• [Extracted information]
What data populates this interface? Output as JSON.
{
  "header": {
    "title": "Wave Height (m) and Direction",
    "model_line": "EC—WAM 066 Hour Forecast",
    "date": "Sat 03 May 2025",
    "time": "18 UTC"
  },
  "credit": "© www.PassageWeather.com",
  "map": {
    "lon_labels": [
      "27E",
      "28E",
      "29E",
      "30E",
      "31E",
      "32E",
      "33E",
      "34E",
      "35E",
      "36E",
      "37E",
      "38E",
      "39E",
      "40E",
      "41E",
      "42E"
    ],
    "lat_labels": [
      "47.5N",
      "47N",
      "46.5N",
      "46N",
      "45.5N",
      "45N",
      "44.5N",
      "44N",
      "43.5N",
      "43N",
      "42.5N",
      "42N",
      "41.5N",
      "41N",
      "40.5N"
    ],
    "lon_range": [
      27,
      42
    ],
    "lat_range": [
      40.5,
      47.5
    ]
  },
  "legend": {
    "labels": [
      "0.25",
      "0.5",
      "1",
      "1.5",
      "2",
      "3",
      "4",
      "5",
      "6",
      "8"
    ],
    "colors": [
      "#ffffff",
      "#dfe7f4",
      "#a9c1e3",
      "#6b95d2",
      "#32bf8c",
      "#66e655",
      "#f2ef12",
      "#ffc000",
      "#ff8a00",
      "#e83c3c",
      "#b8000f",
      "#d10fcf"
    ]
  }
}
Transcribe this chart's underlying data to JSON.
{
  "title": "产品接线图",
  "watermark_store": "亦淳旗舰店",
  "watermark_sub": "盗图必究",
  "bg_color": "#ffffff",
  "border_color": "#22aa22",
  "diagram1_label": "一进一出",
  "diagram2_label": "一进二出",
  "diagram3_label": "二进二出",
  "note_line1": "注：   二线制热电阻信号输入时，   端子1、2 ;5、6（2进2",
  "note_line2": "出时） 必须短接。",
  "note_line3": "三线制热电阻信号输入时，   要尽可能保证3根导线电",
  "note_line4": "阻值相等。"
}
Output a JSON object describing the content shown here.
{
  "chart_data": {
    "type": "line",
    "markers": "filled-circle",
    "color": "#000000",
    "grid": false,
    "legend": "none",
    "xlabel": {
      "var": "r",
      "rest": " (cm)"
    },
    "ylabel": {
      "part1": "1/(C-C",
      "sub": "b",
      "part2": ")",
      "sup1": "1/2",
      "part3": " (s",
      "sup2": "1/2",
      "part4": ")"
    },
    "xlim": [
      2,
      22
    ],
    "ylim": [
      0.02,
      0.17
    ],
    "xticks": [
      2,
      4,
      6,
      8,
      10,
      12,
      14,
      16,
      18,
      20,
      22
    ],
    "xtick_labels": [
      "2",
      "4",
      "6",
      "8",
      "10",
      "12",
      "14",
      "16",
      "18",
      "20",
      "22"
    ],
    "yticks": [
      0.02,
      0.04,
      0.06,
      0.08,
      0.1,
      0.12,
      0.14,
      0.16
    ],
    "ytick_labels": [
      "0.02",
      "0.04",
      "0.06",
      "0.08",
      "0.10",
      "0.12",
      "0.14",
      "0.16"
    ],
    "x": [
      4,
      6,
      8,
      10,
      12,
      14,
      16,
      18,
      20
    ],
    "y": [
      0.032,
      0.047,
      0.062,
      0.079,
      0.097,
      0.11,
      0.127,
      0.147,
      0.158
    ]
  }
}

• [Work to be completed]
Repeat the material above in full, keeping every word.

• [Correct answer]
What data populates this interface? Output as JSON.
{
  "header": {
    "title": "Wave Height (m) and Direction",
    "model_line": "EC—WAM 066 Hour Forecast",
    "date": "Sat 03 May 2025",
    "time": "18 UTC"
  },
  "credit": "© www.PassageWeather.com",
  "map": {
    "lon_labels": [
      "27E",
      "28E",
      "29E",
      "30E",
      "31E",
      "32E",
      "33E",
      "34E",
      "35E",
      "36E",
      "37E",
      "38E",
      "39E",
      "40E",
      "41E",
      "42E"
    ],
    "lat_labels": [
      "47.5N",
      "47N",
      "46.5N",
      "46N",
      "45.5N",
      "45N",
      "44.5N",
      "44N",
      "43.5N",
      "43N",
      "42.5N",
      "42N",
      "41.5N",
      "41N",
      "40.5N"
    ],
    "lon_range": [
      27,
      42
    ],
    "lat_range": [
      40.5,
      47.5
    ]
  },
  "legend": {
    "labels": [
      "0.25",
      "0.5",
      "1",
      "1.5",
      "2",
      "3",
      "4",
      "5",
      "6",
      "8"
    ],
    "colors": [
      "#ffffff",
      "#dfe7f4",
      "#a9c1e3",
      "#6b95d2",
      "#32bf8c",
      "#66e655",
      "#f2ef12",
      "#ffc000",
      "#ff8a00",
      "#e83c3c",
      "#b8000f",
      "#d10fcf"
    ]
  }
}
Transcribe this chart's underlying data to JSON.
{
  "title": "产品接线图",
  "watermark_store": "亦淳旗舰店",
  "watermark_sub": "盗图必究",
  "bg_color": "#ffffff",
  "border_color": "#22aa22",
  "diagram1_label": "一进一出",
  "diagram2_label": "一进二出",
  "diagram3_label": "二进二出",
  "note_line1": "注：   二线制热电阻信号输入时，   端子1、2 ;5、6（2进2",
  "note_line2": "出时） 必须短接。",
  "note_line3": "三线制热电阻信号输入时，   要尽可能保证3根导线电",
  "note_line4": "阻值相等。"
}
Output a JSON object describing the content shown here.
{
  "chart_data": {
    "type": "line",
    "markers": "filled-circle",
    "color": "#000000",
    "grid": false,
    "legend": "none",
    "xlabel": {
      "var": "r",
      "rest": " (cm)"
    },
    "ylabel": {
      "part1": "1/(C-C",
      "sub": "b",
      "part2": ")",
      "sup1": "1/2",
      "part3": " (s",
      "sup2": "1/2",
      "part4": ")"
    },
    "xlim": [
      2,
      22
    ],
    "ylim": [
      0.02,
      0.17
    ],
    "xticks": [
      2,
      4,
      6,
      8,
      10,
      12,
      14,
      16,
      18,
      20,
      22
    ],
    "xtick_labels": [
      "2",
      "4",
      "6",
      "8",
      "10",
      "12",
      "14",
      "16",
      "18",
      "20",
      "22"
    ],
    "yticks": [
      0.02,
      0.04,
      0.06,
      0.08,
      0.1,
      0.12,
      0.14,
      0.16
    ],
    "ytick_labels": [
      "0.02",
      "0.04",
      "0.06",
      "0.08",
      "0.10",
      "0.12",
      "0.14",
      "0.16"
    ],
    "x": [
      4,
      6,
      8,
      10,
      12,
      14,
      16,
      18,
      20
    ],
    "y": [
      0.032,
      0.047,
      0.062,
      0.079,
      0.097,
      0.11,
      0.127,
      0.147,
      0.158
    ]
  }
}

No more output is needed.